• Task instructions:
1. In the Dean Urdahl biography, why are Urdahl's roots in the Litchfield area described as running deep?
2. Extend the Dean Urdahl biography, picking up after its final sentence.

• Text shown:

Member of the Minnesota House of Representatives from the 16A district 18B (2003–2013), 18A (2013–2022)
- In office January 7, 2003 – January 14, 2025
- Preceded by: redrawn district
- Succeeded by: Scott Van Binsbergen

Personal details
- Born: August 18, 1949 (age 76)
- Party: Republican
- Spouse: Karen
- Children: 3
- Alma mater: St. Cloud State University
- Occupation: educator, author, legislator

= Dean Urdahl =

American politician (born 1949)

Dean L. Urdahl (born August 18, 1949) is an American politician who served in the Minnesota House of Representatives from 2003 to 2025. A member of the Republican Party of Minnesota, Urdahl represented District 16A in central Minnesota, which includes the cities of Litchfield and Montevideo, Renville County, and parts of Chippewa, Kandiyohi, and Meeker Counties. He is a retired teacher and coach.

==Early life, education, and career==
Urdahl grew up in Litchfield, Minnesota. His roots run deep in the area: his ancestors helped settle Litchfield Township in 1856. He graduated from Litchfield High School and St. Cloud State University, earning a B.S. in social studies. He got his start in politics working on U.S. Representative John Zwach's campaign staff in 1970.

Urdahl was an American history teacher and coach in the New London-Spicer School District from 1971 to 2006. He has served on the Minnesota Education in Agriculture Leadership Council, the Minnesota Commission on Public Service Reform, and the Minnesota State Board of Nursing. In July 2008, he was appointed as the Minnesota representative to the Abraham Lincoln Bicentennial Commission. In 2012 Urdahl was named co-chair of the Minnesota Civil War Sesquicentennial Task Force.

• Recorded information:
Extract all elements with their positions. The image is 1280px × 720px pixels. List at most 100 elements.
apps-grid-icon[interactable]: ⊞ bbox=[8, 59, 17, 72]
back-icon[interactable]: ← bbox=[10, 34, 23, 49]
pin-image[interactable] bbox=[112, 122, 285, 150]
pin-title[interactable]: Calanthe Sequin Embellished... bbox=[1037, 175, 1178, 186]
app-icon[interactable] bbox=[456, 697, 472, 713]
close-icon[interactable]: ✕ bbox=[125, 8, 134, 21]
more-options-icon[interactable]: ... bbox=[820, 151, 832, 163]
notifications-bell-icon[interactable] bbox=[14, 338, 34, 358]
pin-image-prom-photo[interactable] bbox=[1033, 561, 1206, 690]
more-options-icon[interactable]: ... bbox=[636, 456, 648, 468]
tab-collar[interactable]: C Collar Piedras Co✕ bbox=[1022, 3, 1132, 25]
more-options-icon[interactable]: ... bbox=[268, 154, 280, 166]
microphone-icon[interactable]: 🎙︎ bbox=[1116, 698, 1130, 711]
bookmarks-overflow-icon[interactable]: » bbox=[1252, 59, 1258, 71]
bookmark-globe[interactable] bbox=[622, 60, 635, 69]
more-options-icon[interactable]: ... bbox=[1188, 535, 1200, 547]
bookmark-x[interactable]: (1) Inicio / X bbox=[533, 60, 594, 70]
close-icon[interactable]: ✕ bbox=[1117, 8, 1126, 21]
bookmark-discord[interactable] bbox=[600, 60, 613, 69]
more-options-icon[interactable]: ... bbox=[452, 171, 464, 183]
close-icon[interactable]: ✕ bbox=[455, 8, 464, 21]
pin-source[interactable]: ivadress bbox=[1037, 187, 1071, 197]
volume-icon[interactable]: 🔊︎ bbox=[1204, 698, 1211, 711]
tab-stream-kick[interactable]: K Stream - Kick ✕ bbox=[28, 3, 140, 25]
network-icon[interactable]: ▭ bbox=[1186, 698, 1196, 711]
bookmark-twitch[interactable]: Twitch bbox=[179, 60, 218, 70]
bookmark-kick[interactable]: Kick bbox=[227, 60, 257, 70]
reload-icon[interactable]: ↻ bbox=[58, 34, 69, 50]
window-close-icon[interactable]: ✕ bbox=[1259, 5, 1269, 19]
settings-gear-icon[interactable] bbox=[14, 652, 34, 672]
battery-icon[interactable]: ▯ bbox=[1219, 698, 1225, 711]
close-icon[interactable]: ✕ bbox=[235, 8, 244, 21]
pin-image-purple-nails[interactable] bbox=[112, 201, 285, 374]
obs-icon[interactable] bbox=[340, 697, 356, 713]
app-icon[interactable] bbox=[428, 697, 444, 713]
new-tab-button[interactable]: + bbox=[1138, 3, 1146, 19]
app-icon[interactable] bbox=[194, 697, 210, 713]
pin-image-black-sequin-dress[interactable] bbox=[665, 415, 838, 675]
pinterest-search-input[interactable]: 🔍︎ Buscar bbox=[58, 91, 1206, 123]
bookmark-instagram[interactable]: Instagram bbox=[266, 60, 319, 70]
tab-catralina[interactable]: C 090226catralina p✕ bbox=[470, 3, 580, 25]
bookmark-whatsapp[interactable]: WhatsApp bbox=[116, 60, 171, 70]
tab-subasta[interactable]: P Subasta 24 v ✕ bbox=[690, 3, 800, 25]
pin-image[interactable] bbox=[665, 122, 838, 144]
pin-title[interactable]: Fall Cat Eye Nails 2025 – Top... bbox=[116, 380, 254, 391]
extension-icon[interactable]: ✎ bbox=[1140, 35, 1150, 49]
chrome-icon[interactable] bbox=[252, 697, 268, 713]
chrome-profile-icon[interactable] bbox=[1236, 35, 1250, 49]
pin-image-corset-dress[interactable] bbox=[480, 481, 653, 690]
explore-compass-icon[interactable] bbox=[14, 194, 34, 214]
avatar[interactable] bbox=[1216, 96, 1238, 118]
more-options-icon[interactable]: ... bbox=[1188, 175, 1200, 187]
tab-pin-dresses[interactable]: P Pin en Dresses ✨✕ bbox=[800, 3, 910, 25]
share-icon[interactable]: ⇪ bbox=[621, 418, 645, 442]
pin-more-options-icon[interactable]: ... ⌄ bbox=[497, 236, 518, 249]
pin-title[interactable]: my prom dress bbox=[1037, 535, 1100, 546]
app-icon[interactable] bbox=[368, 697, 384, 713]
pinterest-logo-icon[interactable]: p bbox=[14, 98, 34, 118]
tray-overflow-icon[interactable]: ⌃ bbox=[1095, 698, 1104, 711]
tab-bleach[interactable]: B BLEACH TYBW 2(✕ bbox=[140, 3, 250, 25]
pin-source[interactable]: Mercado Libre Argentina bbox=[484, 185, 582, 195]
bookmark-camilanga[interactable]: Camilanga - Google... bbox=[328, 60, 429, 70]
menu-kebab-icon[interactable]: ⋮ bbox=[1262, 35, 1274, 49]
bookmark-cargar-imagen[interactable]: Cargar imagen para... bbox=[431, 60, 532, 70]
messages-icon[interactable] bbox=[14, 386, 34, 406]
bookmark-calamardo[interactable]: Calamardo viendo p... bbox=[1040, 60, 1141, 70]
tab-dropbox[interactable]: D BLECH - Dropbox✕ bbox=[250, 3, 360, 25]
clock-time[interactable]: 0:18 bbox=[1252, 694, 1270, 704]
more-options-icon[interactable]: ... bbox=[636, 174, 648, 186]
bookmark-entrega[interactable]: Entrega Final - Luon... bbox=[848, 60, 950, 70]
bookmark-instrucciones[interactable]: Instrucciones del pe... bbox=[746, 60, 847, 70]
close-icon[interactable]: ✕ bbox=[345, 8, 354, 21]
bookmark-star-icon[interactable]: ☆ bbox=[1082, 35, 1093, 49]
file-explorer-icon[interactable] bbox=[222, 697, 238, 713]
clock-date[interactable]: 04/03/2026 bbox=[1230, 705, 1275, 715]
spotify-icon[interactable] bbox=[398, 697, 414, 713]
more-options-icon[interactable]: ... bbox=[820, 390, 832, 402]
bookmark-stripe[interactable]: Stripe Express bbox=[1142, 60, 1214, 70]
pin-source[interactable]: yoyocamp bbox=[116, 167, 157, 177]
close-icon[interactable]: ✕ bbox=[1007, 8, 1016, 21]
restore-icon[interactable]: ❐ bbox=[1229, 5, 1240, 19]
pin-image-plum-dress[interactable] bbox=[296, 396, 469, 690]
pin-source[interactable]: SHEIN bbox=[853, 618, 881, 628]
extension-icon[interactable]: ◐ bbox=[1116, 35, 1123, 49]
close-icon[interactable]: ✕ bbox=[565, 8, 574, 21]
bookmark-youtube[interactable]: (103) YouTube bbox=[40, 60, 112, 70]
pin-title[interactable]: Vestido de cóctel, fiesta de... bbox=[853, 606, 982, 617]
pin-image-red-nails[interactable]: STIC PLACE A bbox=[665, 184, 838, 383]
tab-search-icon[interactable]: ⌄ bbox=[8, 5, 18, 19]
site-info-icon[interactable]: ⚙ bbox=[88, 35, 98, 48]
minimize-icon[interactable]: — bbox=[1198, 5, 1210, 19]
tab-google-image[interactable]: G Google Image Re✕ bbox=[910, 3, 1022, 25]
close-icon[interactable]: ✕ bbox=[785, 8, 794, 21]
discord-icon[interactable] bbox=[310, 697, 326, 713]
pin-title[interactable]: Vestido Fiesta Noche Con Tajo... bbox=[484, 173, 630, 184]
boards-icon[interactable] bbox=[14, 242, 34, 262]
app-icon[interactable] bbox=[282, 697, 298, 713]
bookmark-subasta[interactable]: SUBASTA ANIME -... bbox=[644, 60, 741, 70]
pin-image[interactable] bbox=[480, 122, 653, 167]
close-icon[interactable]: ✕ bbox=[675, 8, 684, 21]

• Outputs:
1. His ancestors helped settle Litchfield Township in 1856.

2.
Urdahl has written a book about former members of the Minnesota Twins baseball team and another about famous Minnesotans. He has written four books of historical fiction set in Minnesota during the Dakota War of 1862. Urdahl also wrote two historical novels about Minnesota's soldiers in the American Civil War, concentrating on the war's western theater.

Urdahl married Karen Frantti in 1971. They have three sons and 11 grandchildren. He is a Lutheran.

==Minnesota House of Representatives==
Urdahl ran as the Independent-Republican Party candidate for the Minnesota House of Representatives District 15B in 1992 and 1994, losing to incumbent Roger Cooper. In 1996, he ran in the Republican primary for District 15B, losing to Drew Hultgren.

Urdahl was elected to the House in 2002, after incumbent Gary Kubly retired, and was reelected every two years until his retirement in 2024. In 2011-12 and 2015–16 he chaired the Legacy Division, which oversees funds raised by the Clean Water, Land and Legacy Amendment to the Minnesota Constitution. During the 2017-18 legislative session, Urdahl chaired the Capital Investment Committee. He later served as the minority lead on the Capital Investment Committee and sat on the Education Policy Committee.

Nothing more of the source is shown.